[Items from a figure collection]
+++

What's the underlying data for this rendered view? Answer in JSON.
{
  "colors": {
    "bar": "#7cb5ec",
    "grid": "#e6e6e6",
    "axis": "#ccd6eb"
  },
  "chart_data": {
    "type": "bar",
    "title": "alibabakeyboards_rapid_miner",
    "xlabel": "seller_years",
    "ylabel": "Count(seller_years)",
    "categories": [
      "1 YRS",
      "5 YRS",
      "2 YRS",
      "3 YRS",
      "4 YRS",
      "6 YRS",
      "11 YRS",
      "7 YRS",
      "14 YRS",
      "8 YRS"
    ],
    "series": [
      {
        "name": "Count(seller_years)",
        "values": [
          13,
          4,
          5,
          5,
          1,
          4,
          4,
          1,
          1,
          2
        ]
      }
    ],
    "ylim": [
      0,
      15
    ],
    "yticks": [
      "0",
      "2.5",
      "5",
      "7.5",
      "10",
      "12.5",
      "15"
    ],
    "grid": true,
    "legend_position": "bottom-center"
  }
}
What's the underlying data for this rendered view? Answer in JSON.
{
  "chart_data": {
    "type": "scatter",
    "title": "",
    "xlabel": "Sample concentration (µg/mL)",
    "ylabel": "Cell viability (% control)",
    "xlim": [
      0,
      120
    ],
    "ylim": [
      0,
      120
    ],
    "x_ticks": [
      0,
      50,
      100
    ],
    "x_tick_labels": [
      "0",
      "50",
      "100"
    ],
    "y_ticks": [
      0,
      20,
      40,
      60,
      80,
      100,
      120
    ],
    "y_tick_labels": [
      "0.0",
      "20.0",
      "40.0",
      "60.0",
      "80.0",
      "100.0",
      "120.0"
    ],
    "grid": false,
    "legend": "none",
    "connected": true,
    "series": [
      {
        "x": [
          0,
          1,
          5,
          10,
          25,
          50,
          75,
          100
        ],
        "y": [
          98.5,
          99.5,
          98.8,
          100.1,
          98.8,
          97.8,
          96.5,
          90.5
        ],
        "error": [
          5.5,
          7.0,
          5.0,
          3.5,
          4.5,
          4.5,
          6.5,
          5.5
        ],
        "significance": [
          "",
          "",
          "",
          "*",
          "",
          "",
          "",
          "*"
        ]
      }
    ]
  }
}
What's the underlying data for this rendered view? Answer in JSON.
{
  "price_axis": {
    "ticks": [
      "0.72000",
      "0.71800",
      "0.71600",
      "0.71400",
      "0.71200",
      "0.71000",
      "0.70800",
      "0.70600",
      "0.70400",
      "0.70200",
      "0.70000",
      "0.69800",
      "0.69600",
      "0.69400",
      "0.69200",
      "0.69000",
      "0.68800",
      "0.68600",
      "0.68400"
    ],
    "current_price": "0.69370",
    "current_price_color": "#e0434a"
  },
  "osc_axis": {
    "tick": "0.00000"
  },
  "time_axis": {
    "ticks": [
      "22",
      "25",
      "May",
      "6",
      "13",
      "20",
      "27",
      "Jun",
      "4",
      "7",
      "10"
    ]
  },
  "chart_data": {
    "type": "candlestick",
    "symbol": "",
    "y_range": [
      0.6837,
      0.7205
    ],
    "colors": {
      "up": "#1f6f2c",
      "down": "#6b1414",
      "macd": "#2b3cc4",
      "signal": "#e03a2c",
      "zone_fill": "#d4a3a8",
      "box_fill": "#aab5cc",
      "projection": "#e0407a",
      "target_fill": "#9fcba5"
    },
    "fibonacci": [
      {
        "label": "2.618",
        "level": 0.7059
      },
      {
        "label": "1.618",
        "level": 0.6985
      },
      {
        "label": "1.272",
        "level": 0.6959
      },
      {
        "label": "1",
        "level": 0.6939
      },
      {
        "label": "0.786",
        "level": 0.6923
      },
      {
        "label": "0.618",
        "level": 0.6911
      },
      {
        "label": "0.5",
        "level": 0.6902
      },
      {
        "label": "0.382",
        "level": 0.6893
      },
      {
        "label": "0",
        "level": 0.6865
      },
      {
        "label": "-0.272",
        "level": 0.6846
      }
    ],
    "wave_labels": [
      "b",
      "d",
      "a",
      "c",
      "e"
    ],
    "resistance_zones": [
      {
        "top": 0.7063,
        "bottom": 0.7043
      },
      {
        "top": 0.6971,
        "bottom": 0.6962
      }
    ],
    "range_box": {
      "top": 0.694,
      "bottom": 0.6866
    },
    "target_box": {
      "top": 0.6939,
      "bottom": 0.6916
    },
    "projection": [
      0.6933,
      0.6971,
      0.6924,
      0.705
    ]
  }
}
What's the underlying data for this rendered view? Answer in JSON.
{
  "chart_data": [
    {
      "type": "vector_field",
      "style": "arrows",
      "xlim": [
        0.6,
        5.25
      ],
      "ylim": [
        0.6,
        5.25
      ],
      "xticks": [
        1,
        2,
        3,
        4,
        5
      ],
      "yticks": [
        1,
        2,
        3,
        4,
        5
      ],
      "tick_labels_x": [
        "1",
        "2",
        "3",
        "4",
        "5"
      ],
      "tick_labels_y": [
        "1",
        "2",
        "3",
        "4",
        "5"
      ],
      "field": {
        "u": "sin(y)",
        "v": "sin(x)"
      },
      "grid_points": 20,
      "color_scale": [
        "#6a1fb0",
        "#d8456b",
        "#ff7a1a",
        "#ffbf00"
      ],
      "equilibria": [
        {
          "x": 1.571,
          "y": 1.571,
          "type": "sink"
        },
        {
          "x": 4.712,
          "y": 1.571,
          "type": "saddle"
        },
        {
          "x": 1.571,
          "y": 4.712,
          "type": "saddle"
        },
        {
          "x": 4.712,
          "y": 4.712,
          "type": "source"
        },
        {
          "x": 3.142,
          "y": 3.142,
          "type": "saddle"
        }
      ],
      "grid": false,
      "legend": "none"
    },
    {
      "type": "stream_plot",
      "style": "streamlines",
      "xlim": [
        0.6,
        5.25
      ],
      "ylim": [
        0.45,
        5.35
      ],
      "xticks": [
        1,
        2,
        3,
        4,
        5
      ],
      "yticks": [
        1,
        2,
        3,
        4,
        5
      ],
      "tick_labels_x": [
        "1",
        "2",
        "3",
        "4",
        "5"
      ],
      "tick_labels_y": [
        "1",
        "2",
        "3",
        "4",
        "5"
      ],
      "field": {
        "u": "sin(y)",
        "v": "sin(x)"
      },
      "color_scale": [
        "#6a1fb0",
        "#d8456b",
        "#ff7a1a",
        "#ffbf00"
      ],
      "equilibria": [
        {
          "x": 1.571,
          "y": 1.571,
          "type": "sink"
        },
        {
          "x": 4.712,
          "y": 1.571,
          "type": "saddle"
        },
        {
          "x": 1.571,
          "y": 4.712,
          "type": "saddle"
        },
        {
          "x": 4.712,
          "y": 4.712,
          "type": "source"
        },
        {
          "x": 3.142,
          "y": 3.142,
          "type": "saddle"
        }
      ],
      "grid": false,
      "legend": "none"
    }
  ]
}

+++

**WORK TO COMPLETE**
Write out the entire listing exactly.

**ANSWER TO THIS TASK**
What's the underlying data for this rendered view? Answer in JSON.
{
  "colors": {
    "bar": "#7cb5ec",
    "grid": "#e6e6e6",
    "axis": "#ccd6eb"
  },
  "chart_data": {
    "type": "bar",
    "title": "alibabakeyboards_rapid_miner",
    "xlabel": "seller_years",
    "ylabel": "Count(seller_years)",
    "categories": [
      "1 YRS",
      "5 YRS",
      "2 YRS",
      "3 YRS",
      "4 YRS",
      "6 YRS",
      "11 YRS",
      "7 YRS",
      "14 YRS",
      "8 YRS"
    ],
    "series": [
      {
        "name": "Count(seller_years)",
        "values": [
          13,
          4,
          5,
          5,
          1,
          4,
          4,
          1,
          1,
          2
        ]
      }
    ],
    "ylim": [
      0,
      15
    ],
    "yticks": [
      "0",
      "2.5",
      "5",
      "7.5",
      "10",
      "12.5",
      "15"
    ],
    "grid": true,
    "legend_position": "bottom-center"
  }
}
What's the underlying data for this rendered view? Answer in JSON.
{
  "chart_data": {
    "type": "scatter",
    "title": "",
    "xlabel": "Sample concentration (µg/mL)",
    "ylabel": "Cell viability (% control)",
    "xlim": [
      0,
      120
    ],
    "ylim": [
      0,
      120
    ],
    "x_ticks": [
      0,
      50,
      100
    ],
    "x_tick_labels": [
      "0",
      "50",
      "100"
    ],
    "y_ticks": [
      0,
      20,
      40,
      60,
      80,
      100,
      120
    ],
    "y_tick_labels": [
      "0.0",
      "20.0",
      "40.0",
      "60.0",
      "80.0",
      "100.0",
      "120.0"
    ],
    "grid": false,
    "legend": "none",
    "connected": true,
    "series": [
      {
        "x": [
          0,
          1,
          5,
          10,
          25,
          50,
          75,
          100
        ],
        "y": [
          98.5,
          99.5,
          98.8,
          100.1,
          98.8,
          97.8,
          96.5,
          90.5
        ],
        "error": [
          5.5,
          7.0,
          5.0,
          3.5,
          4.5,
          4.5,
          6.5,
          5.5
        ],
        "significance": [
          "",
          "",
          "",
          "*",
          "",
          "",
          "",
          "*"
        ]
      }
    ]
  }
}
What's the underlying data for this rendered view? Answer in JSON.
{
  "price_axis": {
    "ticks": [
      "0.72000",
      "0.71800",
      "0.71600",
      "0.71400",
      "0.71200",
      "0.71000",
      "0.70800",
      "0.70600",
      "0.70400",
      "0.70200",
      "0.70000",
      "0.69800",
      "0.69600",
      "0.69400",
      "0.69200",
      "0.69000",
      "0.68800",
      "0.68600",
      "0.68400"
    ],
    "current_price": "0.69370",
    "current_price_color": "#e0434a"
  },
  "osc_axis": {
    "tick": "0.00000"
  },
  "time_axis": {
    "ticks": [
      "22",
      "25",
      "May",
      "6",
      "13",
      "20",
      "27",
      "Jun",
      "4",
      "7",
      "10"
    ]
  },
  "chart_data": {
    "type": "candlestick",
    "symbol": "",
    "y_range": [
      0.6837,
      0.7205
    ],
    "colors": {
      "up": "#1f6f2c",
      "down": "#6b1414",
      "macd": "#2b3cc4",
      "signal": "#e03a2c",
      "zone_fill": "#d4a3a8",
      "box_fill": "#aab5cc",
      "projection": "#e0407a",
      "target_fill": "#9fcba5"
    },
    "fibonacci": [
      {
        "label": "2.618",
        "level": 0.7059
      },
      {
        "label": "1.618",
        "level": 0.6985
      },
      {
        "label": "1.272",
        "level": 0.6959
      },
      {
        "label": "1",
        "level": 0.6939
      },
      {
        "label": "0.786",
        "level": 0.6923
      },
      {
        "label": "0.618",
        "level": 0.6911
      },
      {
        "label": "0.5",
        "level": 0.6902
      },
      {
        "label": "0.382",
        "level": 0.6893
      },
      {
        "label": "0",
        "level": 0.6865
      },
      {
        "label": "-0.272",
        "level": 0.6846
      }
    ],
    "wave_labels": [
      "b",
      "d",
      "a",
      "c",
      "e"
    ],
    "resistance_zones": [
      {
        "top": 0.7063,
        "bottom": 0.7043
      },
      {
        "top": 0.6971,
        "bottom": 0.6962
      }
    ],
    "range_box": {
      "top": 0.694,
      "bottom": 0.6866
    },
    "target_box": {
      "top": 0.6939,
      "bottom": 0.6916
    },
    "projection": [
      0.6933,
      0.6971,
      0.6924,
      0.705
    ]
  }
}
What's the underlying data for this rendered view? Answer in JSON.
{
  "chart_data": [
    {
      "type": "vector_field",
      "style": "arrows",
      "xlim": [
        0.6,
        5.25
      ],
      "ylim": [
        0.6,
        5.25
      ],
      "xticks": [
        1,
        2,
        3,
        4,
        5
      ],
      "yticks": [
        1,
        2,
        3,
        4,
        5
      ],
      "tick_labels_x": [
        "1",
        "2",
        "3",
        "4",
        "5"
      ],
      "tick_labels_y": [
        "1",
        "2",
        "3",
        "4",
        "5"
      ],
      "field": {
        "u": "sin(y)",
        "v": "sin(x)"
      },
      "grid_points": 20,
      "color_scale": [
        "#6a1fb0",
        "#d8456b",
        "#ff7a1a",
        "#ffbf00"
      ],
      "equilibria": [
        {
          "x": 1.571,
          "y": 1.571,
          "type": "sink"
        },
        {
          "x": 4.712,
          "y": 1.571,
          "type": "saddle"
        },
        {
          "x": 1.571,
          "y": 4.712,
          "type": "saddle"
        },
        {
          "x": 4.712,
          "y": 4.712,
          "type": "source"
        },
        {
          "x": 3.142,
          "y": 3.142,
          "type": "saddle"
        }
      ],
      "grid": false,
      "legend": "none"
    },
    {
      "type": "stream_plot",
      "style": "streamlines",
      "xlim": [
        0.6,
        5.25
      ],
      "ylim": [
        0.45,
        5.35
      ],
      "xticks": [
        1,
        2,
        3,
        4,
        5
      ],
      "yticks": [
        1,
        2,
        3,
        4,
        5
      ],
      "tick_labels_x": [
        "1",
        "2",
        "3",
        "4",
        "5"
      ],
      "tick_labels_y": [
        "1",
        "2",
        "3",
        "4",
        "5"
      ],
      "field": {
        "u": "sin(y)",
        "v": "sin(x)"
      },
      "color_scale": [
        "#6a1fb0",
        "#d8456b",
        "#ff7a1a",
        "#ffbf00"
      ],
      "equilibria": [
        {
          "x": 1.571,
          "y": 1.571,
          "type": "sink"
        },
        {
          "x": 4.712,
          "y": 1.571,
          "type": "saddle"
        },
        {
          "x": 1.571,
          "y": 4.712,
          "type": "saddle"
        },
        {
          "x": 4.712,
          "y": 4.712,
          "type": "source"
        },
        {
          "x": 3.142,
          "y": 3.142,
          "type": "saddle"
        }
      ],
      "grid": false,
      "legend": "none"
    }
  ]
}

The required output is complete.